> **Your instructions**
Set out the material as a numbered list, from the line containing "For every button, label, input, icon, or" up to and including the line containing "status-time: 1:05 AM — [188, 3, 234, 17]", skipping blank lines and leaving out the pictures.

----- Supplied data

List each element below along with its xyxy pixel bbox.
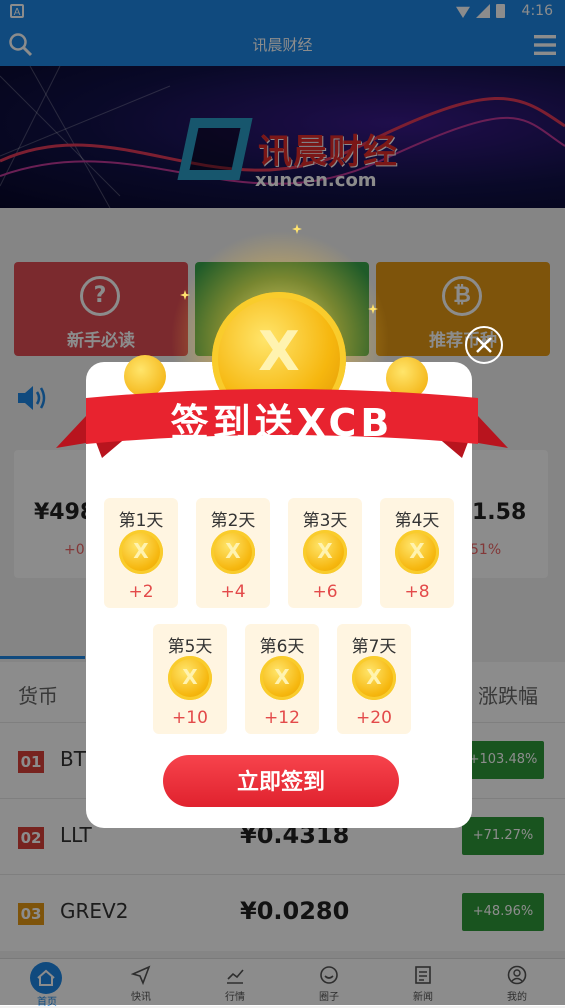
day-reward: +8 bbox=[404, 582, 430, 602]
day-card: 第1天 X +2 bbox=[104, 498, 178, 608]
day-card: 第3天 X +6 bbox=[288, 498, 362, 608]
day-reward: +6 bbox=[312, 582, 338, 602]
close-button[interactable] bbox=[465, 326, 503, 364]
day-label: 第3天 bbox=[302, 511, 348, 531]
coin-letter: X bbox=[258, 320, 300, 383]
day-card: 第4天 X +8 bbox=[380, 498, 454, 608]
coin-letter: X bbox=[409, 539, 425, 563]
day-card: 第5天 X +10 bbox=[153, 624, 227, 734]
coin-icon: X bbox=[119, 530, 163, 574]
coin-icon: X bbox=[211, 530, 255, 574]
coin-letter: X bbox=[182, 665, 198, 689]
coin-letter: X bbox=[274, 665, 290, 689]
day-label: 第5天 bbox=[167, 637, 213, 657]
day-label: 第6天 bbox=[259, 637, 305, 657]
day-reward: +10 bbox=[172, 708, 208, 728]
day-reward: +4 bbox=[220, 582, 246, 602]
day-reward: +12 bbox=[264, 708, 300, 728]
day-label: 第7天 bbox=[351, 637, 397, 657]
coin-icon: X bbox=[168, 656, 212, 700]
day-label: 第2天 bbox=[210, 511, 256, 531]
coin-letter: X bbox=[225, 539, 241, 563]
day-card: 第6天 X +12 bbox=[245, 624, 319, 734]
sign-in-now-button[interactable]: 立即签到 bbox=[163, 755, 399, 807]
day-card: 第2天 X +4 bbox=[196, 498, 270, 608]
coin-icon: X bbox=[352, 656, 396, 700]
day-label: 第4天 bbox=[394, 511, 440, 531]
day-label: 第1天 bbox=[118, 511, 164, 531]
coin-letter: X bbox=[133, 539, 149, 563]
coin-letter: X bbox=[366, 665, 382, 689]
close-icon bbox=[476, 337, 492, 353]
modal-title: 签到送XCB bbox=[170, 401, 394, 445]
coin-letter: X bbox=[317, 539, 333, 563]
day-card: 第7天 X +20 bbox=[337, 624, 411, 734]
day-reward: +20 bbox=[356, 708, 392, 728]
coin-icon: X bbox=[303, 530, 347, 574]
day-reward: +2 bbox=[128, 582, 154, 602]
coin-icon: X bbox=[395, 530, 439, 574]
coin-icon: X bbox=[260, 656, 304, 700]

----------
----- Supplied data

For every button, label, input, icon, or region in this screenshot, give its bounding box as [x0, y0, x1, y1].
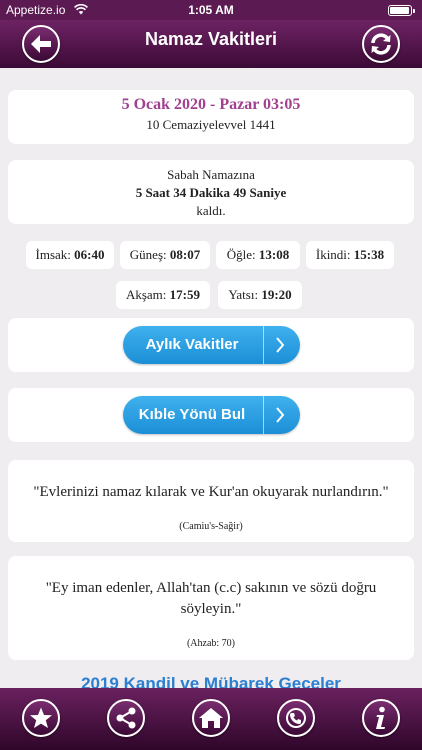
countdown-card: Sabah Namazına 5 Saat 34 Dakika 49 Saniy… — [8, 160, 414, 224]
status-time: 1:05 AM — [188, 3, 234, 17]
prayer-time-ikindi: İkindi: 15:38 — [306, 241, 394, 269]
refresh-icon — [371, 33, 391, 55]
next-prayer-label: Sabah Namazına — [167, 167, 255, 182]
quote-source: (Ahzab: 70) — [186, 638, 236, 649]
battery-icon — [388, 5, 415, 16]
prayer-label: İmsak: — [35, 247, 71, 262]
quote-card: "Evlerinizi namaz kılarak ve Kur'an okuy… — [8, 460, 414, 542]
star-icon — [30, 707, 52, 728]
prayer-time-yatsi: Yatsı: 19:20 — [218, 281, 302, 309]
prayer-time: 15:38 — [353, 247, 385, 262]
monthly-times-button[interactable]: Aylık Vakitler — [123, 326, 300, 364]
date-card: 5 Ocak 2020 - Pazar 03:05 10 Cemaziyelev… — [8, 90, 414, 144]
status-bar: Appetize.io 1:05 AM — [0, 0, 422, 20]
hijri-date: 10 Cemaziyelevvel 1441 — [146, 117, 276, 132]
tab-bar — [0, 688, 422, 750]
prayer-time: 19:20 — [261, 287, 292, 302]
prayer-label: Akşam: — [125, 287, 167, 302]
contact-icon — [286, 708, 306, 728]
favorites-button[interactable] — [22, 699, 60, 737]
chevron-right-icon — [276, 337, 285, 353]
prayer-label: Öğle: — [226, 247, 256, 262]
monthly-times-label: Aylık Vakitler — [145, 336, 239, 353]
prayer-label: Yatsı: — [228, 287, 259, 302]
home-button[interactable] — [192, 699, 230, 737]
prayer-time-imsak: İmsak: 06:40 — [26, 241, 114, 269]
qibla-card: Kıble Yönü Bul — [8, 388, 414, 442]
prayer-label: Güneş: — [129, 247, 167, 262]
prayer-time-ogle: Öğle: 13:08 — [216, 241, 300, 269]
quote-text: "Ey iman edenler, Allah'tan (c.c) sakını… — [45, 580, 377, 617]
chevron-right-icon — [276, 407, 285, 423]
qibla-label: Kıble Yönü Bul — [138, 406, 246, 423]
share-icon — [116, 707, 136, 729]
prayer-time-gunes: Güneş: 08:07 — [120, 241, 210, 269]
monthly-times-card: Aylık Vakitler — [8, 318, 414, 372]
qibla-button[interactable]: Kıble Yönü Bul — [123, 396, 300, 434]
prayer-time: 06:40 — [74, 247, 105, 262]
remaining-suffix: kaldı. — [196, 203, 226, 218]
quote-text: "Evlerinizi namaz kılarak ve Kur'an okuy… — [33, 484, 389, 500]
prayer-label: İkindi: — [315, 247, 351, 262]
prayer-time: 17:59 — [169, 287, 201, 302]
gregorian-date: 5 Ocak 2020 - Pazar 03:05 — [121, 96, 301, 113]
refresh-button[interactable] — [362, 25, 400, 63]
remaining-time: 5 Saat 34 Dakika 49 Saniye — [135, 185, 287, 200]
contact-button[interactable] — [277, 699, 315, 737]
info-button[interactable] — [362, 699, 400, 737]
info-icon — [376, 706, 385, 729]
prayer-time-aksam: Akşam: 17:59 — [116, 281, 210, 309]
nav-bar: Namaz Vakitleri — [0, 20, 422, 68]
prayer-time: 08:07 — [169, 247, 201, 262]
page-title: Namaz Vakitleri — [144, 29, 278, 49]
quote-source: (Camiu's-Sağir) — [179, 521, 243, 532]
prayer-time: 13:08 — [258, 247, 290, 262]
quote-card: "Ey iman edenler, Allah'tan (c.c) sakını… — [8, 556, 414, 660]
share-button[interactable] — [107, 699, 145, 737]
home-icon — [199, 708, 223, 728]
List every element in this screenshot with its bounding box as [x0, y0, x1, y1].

----------
----- Supplied data

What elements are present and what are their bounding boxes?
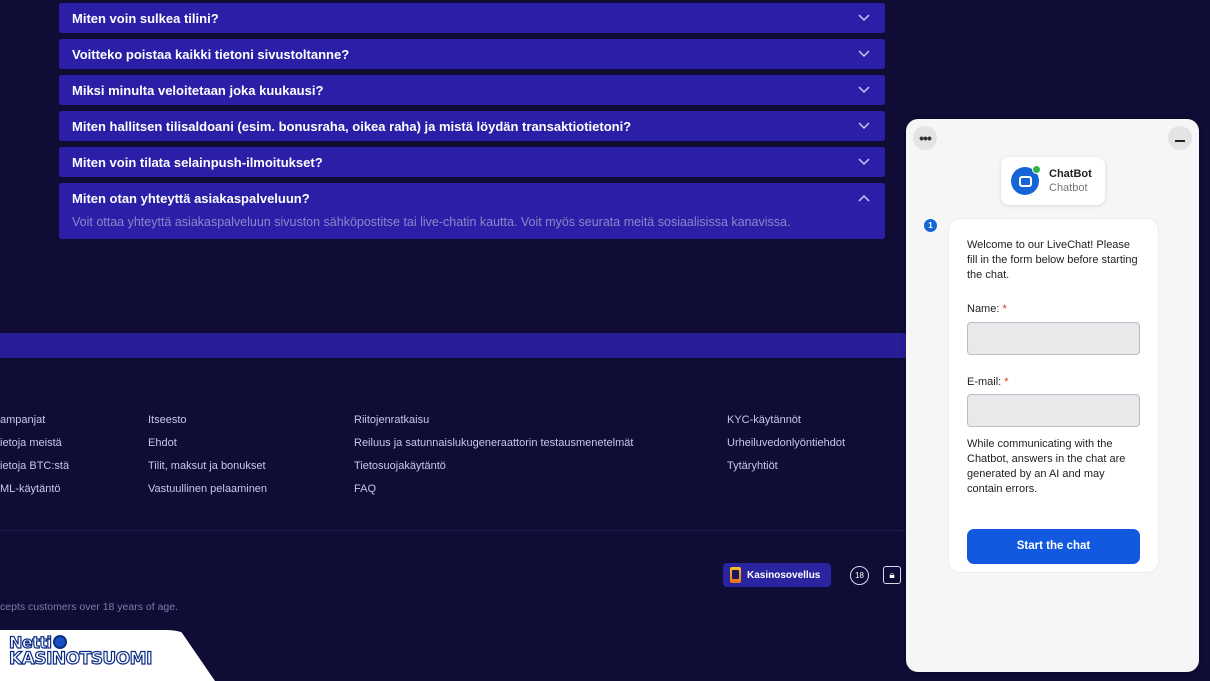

----------

> **Output of the task**
1. For every button, label, input, icon, or region in this screenshot, give its bounding box as [x0, y0, x1, y1].
2. countdown-card: Sabah Namazına 5 Saat 34 Dakika 49 Saniy… — [8, 160, 414, 224]
3. status-time: 1:05 AM — [188, 3, 234, 17]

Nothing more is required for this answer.